Provided passage:

::::::::::

Yesterday, we had heavy rain, wind and thunderstorms all day and night. Patti peeked her nose outside, turned around and decided the potty tray was a safer and dryer deal.

We have a three story condo in the mountains with NO YARD. Dogs must be walked, unless they are indoor potty trained to a potty tray. We walk for Fun! Not to go Potty in the wee hours of the morning or late evening.

Nothing against Grass but doesn't work the way you're thinking about.


----------



## Melissa Woods (Feb 21, 2019)

Mikki said:


> Melissa Woods said:
> 
> 
> > No no no. The more common scenario is the dog starts going outside and won't use the indoor potty anymore. They all prefer grass. That's why I'm going to spring for the real grass. At least for a while.
> ...


Sorry I actually misphrased this. I meant to say that it's really really unlikely that an indoor trained dog would refuse to go outside and get confused by indoor training. More that IF you get the dog too used to going outside they'll naturally prefer it,

The grass comment was only because that's what I plan to do this time.


----------



## Melissa Woods (Feb 21, 2019)

And I do have a yard. I’m sure it was my fault, but when he would pee all over the expen, and toddle off the tray without going, I gave up and let him use the yard. Aiming to try something different this time


----------



## Mikki (May 6, 2018)

Melissa Woods said:


> And I do have a yard. I'm sure it was my fault, but when he would pee all over the expen, and toddle off the tray without going, I gave up and let him use the yard. Aiming to try something different this time


How old is Oliver? Age makes a difference.

I experimented with everything. You'll figure it out but it sounds like Oliver's ex-pen is too large. He shouldn't have enough room to pee on the ex-pen floor.

I was an Exhausted Puppy Mom for the first 10-months and initially went back and forth on indoor house breaking, which was a new idea. I had a hard time getting my head around the idea of a dog peeing and pooping in the house. I finally stuck with the indoor housebreaking plan because it was easier.

I'll, also, clarify.

I had heard dogs prefer _to do their jobs_ outside and was surprised! once Patti had the freedom to go outside that she would hurry back inside the house to pee and poop.

::::::::::

The problem:
Return everything in the potty-training thread from "I'll, also, clarify." down to "pee and poop.", word for word. The data after this point comes from a separate source.

Data shown:
::::::::::

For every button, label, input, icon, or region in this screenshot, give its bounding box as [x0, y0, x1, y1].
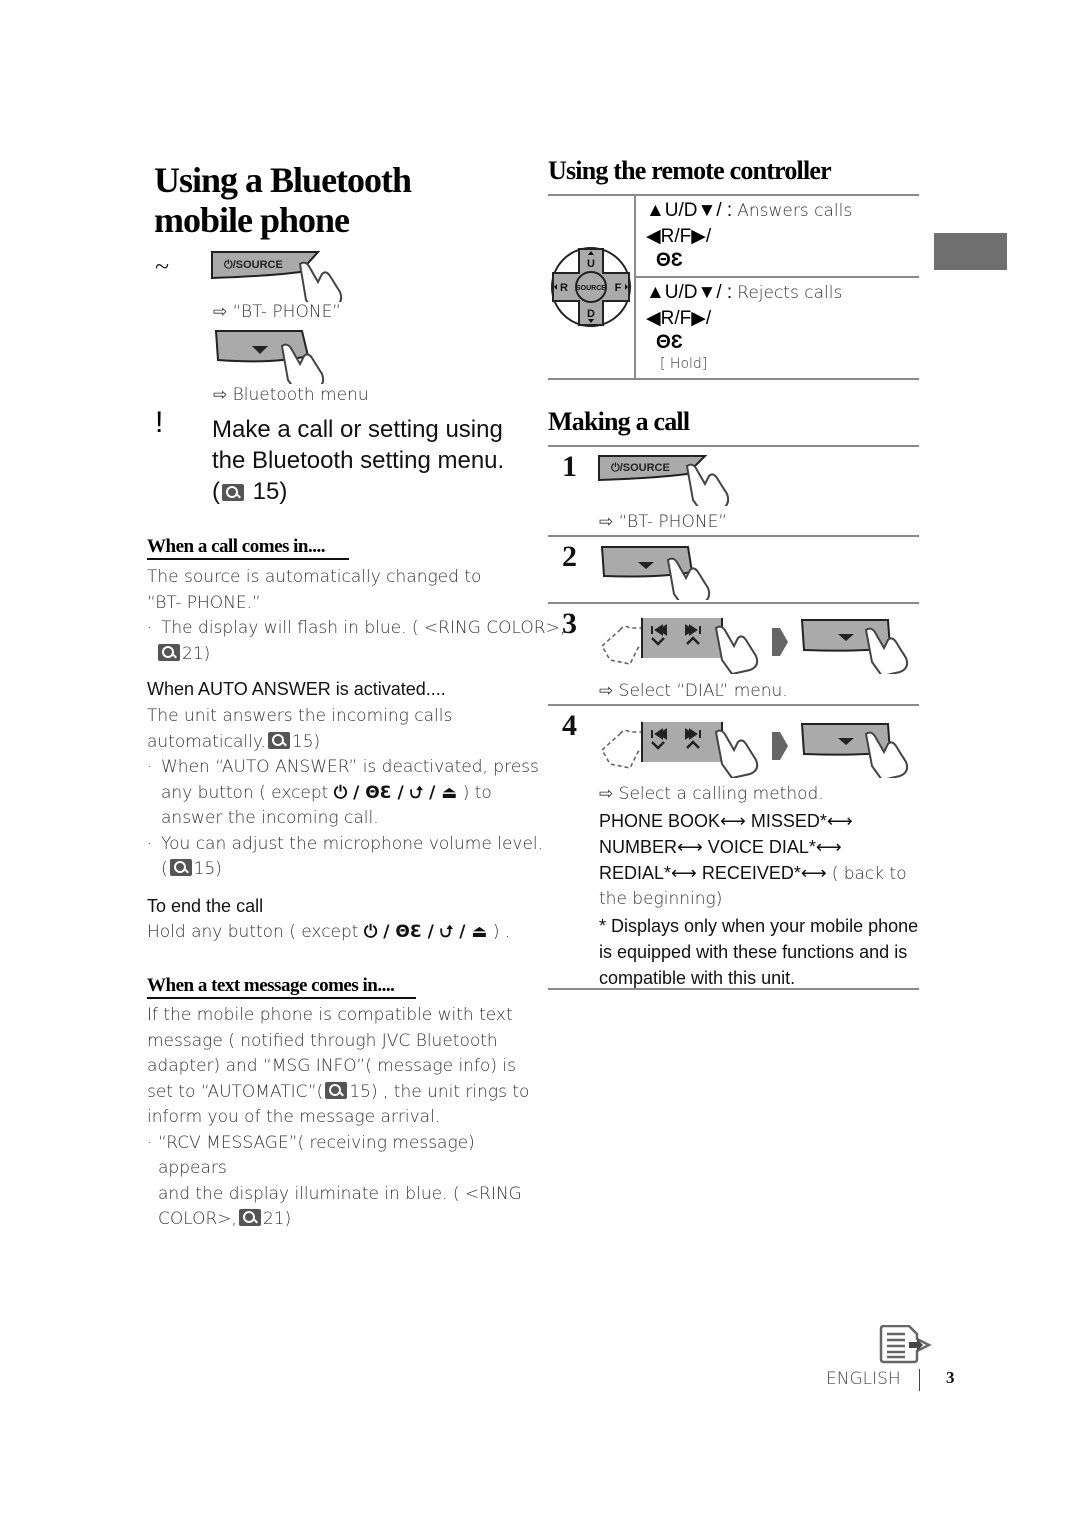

::::::::::

Task result:
I'll, also, clarify.

I had heard dogs prefer _to do their jobs_ outside and was surprised! once Patti had the freedom to go outside that she would hurry back inside the house to pee and poop.